▼

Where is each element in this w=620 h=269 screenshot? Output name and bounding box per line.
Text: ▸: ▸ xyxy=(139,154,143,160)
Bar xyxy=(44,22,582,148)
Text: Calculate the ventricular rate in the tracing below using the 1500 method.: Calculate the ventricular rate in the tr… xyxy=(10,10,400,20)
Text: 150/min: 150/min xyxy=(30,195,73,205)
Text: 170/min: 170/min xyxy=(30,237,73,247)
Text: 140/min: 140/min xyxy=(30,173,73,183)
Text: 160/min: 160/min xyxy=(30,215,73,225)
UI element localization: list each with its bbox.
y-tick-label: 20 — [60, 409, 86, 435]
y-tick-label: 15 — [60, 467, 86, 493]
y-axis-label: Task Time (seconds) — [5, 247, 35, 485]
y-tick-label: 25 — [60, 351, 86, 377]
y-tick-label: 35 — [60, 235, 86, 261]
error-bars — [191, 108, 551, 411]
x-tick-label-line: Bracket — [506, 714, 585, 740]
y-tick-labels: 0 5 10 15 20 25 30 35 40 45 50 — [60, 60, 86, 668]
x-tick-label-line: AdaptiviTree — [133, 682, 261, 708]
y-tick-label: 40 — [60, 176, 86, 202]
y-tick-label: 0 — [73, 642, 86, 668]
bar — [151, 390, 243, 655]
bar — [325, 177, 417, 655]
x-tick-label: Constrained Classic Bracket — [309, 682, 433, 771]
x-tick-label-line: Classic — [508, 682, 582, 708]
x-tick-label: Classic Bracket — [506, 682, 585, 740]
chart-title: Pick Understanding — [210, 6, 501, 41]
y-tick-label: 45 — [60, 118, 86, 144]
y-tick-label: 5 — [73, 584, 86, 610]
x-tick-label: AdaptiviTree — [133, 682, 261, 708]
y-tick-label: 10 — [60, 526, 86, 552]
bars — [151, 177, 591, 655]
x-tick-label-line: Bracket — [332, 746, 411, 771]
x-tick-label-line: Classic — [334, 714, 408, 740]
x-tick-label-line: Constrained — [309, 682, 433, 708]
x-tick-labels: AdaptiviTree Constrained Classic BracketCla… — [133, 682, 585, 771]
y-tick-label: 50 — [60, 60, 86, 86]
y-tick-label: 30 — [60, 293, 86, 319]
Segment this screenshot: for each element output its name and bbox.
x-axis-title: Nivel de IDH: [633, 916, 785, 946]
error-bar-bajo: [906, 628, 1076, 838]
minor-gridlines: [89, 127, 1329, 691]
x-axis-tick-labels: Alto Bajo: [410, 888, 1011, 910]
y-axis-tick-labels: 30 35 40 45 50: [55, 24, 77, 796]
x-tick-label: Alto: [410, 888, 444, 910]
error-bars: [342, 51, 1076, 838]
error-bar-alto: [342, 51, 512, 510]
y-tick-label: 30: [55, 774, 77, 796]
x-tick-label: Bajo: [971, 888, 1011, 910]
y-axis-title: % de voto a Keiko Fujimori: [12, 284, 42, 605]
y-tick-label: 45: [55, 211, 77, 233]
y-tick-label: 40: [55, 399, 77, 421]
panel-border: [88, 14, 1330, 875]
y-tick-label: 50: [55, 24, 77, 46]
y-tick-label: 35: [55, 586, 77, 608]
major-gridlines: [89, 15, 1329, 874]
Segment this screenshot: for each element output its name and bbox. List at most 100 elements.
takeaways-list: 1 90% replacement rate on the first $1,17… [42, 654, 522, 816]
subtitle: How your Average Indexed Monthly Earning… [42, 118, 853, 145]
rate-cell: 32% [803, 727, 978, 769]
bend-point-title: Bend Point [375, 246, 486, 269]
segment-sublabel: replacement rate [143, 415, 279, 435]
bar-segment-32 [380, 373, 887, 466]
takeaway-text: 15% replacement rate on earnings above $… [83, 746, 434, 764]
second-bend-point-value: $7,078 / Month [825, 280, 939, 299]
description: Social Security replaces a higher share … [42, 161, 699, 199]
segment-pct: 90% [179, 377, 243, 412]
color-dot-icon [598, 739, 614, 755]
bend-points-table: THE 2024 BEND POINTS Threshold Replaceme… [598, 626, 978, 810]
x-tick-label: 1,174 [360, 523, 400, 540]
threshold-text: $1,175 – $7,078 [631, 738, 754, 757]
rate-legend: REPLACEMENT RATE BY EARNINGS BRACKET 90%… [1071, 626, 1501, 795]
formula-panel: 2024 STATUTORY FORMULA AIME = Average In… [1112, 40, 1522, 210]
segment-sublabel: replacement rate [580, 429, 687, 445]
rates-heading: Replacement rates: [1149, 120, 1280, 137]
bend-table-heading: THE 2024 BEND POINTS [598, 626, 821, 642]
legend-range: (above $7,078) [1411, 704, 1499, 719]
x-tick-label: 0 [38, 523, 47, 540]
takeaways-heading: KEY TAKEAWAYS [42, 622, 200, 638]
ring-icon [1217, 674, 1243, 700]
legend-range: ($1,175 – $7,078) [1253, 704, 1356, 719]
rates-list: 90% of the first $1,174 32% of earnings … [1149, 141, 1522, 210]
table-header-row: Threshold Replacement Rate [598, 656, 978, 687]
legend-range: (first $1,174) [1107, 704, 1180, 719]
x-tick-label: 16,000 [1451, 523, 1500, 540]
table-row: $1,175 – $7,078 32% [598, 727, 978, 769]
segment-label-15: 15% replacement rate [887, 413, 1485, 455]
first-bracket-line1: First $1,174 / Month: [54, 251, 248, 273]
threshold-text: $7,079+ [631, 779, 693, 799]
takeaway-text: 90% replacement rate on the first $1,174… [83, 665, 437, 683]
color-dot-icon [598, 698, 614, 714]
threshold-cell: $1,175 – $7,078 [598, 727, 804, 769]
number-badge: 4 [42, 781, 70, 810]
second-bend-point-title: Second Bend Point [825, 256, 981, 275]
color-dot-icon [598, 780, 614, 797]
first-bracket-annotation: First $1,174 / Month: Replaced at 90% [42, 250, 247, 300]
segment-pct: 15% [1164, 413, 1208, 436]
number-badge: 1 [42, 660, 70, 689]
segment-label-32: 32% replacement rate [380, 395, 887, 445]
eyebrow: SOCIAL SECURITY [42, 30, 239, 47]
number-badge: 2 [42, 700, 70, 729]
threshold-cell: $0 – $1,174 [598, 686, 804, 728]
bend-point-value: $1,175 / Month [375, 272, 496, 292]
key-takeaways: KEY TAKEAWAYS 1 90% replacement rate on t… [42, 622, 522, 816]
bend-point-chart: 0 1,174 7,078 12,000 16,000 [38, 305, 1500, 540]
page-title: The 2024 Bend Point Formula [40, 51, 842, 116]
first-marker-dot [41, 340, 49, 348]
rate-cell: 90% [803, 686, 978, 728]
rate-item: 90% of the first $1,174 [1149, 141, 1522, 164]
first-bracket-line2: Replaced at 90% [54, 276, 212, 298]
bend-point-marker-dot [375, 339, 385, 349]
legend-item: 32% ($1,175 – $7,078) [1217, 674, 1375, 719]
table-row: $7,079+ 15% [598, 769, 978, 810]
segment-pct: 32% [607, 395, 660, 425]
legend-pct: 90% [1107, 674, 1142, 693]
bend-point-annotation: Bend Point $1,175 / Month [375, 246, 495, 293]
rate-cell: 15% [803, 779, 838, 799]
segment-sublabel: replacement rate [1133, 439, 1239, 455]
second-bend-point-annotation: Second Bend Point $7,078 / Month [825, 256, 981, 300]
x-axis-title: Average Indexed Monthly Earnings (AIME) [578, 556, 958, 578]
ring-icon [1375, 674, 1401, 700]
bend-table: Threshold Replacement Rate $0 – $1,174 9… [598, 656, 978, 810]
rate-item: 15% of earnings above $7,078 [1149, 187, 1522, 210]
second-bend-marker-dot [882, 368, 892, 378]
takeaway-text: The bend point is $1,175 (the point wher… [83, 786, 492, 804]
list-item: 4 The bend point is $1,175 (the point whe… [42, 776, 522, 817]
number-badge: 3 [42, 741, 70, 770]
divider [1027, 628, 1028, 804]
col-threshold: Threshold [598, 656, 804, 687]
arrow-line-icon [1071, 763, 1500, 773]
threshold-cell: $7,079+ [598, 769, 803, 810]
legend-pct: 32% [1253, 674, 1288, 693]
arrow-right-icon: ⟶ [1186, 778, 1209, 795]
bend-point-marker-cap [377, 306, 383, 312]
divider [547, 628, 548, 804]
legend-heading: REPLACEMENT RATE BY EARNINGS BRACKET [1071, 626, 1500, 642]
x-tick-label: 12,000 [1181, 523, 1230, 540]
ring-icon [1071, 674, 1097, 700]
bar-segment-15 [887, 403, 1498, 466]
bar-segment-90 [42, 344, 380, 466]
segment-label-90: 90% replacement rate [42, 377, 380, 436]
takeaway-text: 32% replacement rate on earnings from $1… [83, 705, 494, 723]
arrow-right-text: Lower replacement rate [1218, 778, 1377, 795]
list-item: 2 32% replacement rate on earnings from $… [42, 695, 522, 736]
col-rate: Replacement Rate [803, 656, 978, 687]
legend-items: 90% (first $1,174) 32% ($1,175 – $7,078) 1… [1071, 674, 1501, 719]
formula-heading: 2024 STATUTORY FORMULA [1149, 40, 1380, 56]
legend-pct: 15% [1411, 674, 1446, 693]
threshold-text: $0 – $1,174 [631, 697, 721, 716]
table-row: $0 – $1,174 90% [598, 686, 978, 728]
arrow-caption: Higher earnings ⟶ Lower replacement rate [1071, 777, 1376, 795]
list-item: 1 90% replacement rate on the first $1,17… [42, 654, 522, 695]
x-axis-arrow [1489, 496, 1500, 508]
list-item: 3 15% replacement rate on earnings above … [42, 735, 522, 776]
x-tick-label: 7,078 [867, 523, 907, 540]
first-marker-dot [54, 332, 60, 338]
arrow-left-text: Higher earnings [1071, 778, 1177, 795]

▲

**Objective**
Can you put the entries above, from the very first line through the line containing "Text: 140/min: 140/min xyxy=(30,173,73,183)", both included, into a JSON list of strings with one string per line and any blank lines left out?

**Response to this exercise**
[
  "Where is each element in this w=620 h=269 screenshot? Output name and bounding box per line.",
  "Text: ▸: ▸ xyxy=(139,154,143,160)",
  "Bar xyxy=(44,22,582,148)",
  "Text: Calculate the ventricular rate in the tracing below using the 1500 method.: Calculate the ventricular rate in the tr… xyxy=(10,10,400,20)",
  "Text: 150/min: 150/min xyxy=(30,195,73,205)",
  "Text: 170/min: 170/min xyxy=(30,237,73,247)",
  "Text: 140/min: 140/min xyxy=(30,173,73,183)"
]